▶ _Requirement_:
From the entries provided below, copy each line that contains the word "views".

▼

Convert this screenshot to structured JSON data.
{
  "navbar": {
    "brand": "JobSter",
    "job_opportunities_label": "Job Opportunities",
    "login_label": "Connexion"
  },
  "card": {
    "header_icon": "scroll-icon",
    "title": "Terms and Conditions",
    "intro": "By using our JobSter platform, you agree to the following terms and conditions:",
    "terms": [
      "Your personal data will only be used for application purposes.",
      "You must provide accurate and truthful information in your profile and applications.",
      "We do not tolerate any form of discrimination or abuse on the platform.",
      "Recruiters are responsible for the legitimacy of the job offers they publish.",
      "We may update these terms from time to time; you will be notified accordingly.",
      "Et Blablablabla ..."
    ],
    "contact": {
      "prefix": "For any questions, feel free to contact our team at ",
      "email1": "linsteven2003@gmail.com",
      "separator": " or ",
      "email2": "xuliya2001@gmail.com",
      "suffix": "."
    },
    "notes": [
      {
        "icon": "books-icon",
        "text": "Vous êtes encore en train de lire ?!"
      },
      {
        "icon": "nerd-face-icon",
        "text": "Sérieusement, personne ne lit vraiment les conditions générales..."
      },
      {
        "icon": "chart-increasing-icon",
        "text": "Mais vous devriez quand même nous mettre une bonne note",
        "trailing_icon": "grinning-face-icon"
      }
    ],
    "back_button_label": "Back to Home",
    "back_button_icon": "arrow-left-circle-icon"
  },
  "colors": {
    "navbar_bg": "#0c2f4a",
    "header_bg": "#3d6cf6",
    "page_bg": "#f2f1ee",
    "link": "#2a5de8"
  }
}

▲
▼

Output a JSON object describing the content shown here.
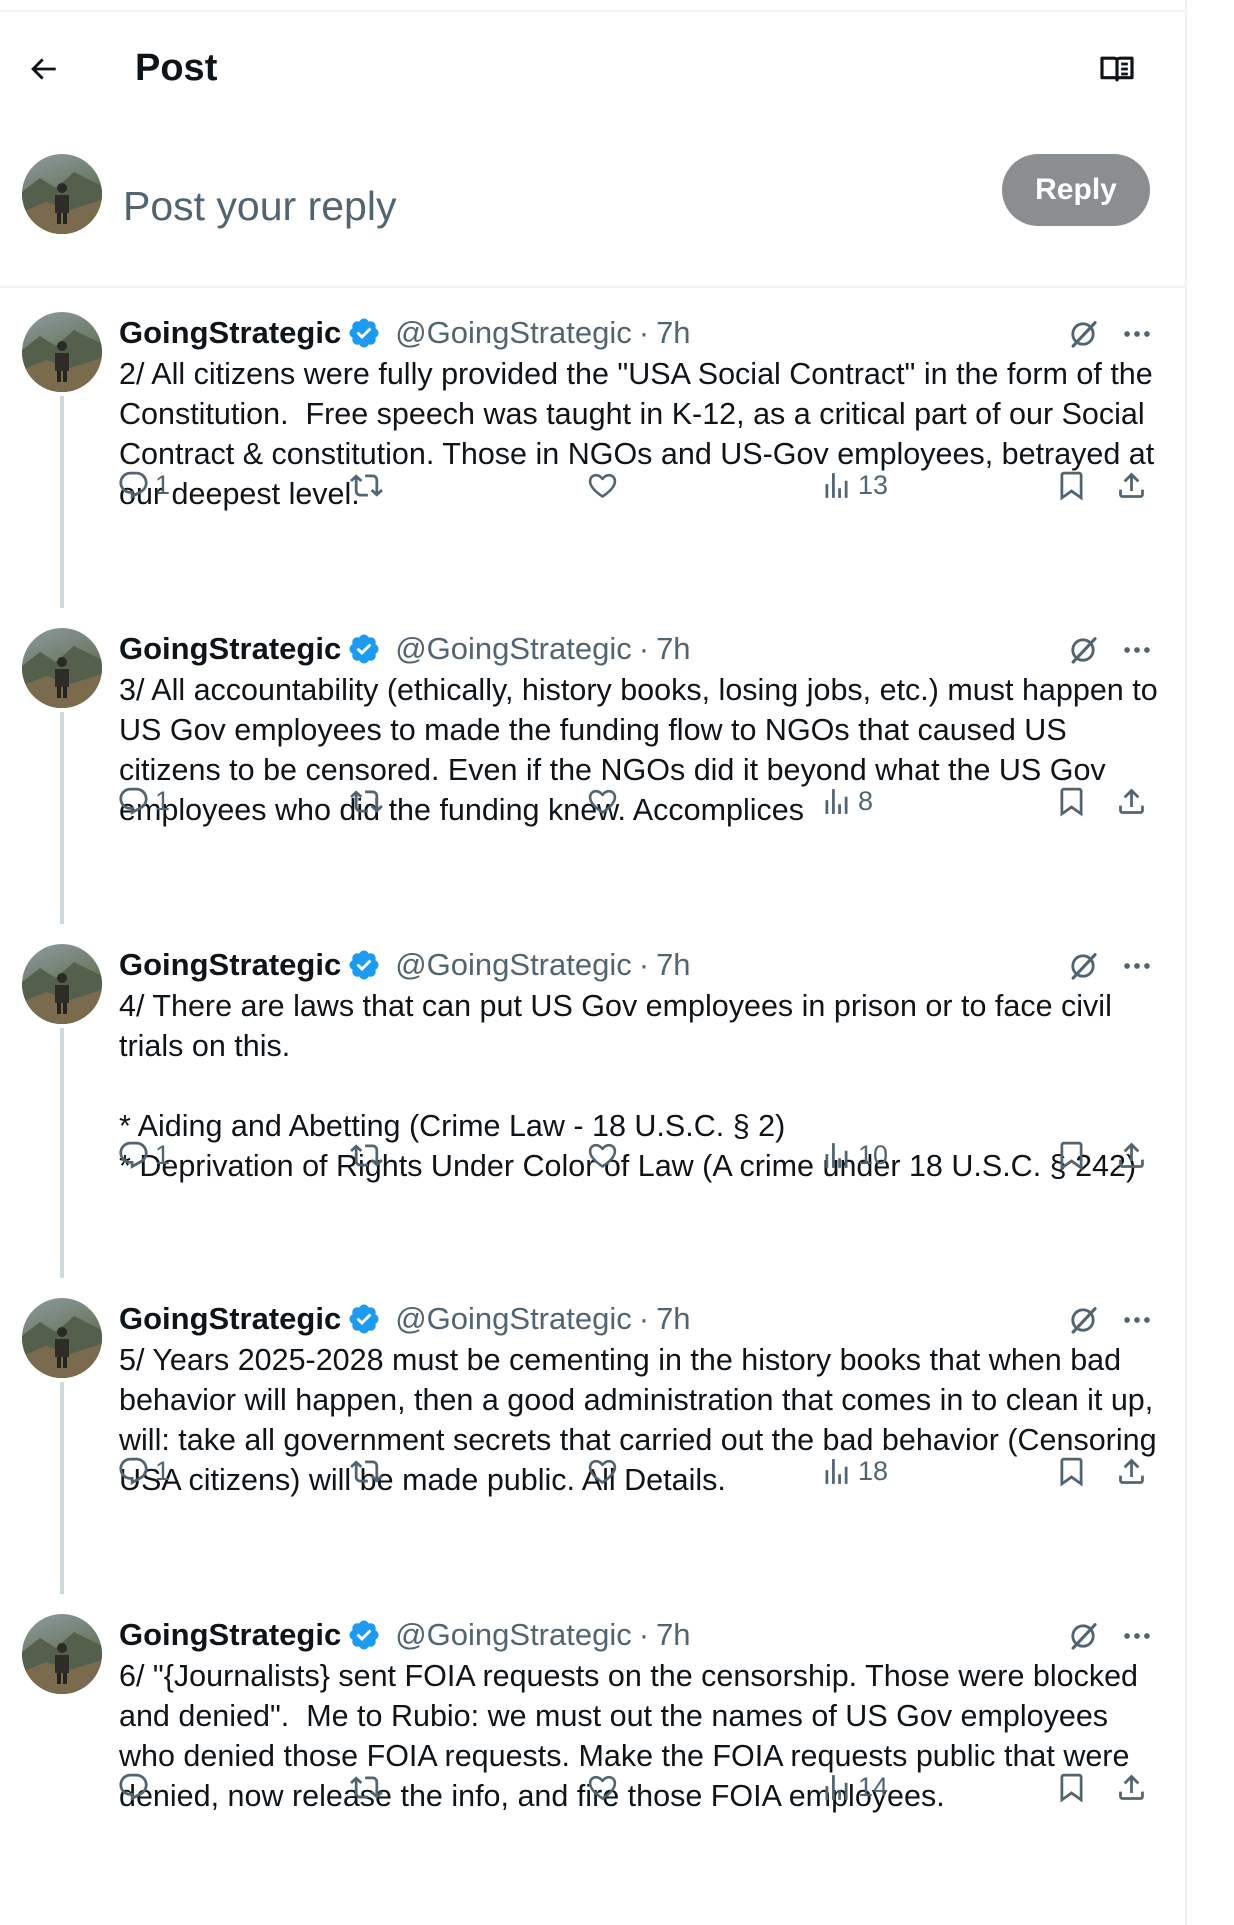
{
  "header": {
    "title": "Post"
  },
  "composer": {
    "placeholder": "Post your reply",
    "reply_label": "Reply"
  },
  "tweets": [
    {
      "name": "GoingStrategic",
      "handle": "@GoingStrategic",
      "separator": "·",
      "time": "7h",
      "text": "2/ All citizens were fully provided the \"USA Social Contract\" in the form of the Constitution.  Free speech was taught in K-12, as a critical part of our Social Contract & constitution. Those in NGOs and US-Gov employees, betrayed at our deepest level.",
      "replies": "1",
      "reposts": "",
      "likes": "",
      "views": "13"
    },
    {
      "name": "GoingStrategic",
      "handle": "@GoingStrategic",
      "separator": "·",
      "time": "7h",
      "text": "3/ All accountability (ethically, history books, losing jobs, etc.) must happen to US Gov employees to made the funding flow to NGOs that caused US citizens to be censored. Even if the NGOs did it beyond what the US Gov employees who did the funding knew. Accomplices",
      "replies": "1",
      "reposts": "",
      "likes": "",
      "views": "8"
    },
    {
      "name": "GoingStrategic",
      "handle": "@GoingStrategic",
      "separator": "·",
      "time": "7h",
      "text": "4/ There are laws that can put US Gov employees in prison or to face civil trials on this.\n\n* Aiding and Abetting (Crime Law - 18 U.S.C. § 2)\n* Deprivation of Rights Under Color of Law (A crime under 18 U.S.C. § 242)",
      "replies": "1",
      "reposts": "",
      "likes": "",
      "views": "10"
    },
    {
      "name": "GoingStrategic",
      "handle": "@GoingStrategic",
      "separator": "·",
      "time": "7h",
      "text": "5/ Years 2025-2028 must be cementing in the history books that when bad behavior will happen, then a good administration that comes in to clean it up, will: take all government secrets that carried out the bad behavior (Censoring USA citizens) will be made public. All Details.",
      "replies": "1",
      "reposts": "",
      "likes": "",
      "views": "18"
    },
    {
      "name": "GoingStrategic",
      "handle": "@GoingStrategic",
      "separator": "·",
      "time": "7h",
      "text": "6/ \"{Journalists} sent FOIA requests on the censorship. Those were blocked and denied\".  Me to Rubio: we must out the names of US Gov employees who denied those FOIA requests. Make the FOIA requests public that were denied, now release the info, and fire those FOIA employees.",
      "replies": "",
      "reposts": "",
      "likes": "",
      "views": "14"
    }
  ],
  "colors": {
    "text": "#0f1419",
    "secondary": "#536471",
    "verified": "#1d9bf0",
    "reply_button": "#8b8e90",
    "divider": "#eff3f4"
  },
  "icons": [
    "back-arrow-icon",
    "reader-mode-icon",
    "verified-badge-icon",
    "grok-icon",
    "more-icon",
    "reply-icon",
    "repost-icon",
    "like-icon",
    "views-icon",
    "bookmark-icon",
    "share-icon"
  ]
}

▲

▶ _Result below_:
      "views": "13"
      "views": "8"
      "views": "10"
      "views": "18"
      "views": "14"
    "views-icon",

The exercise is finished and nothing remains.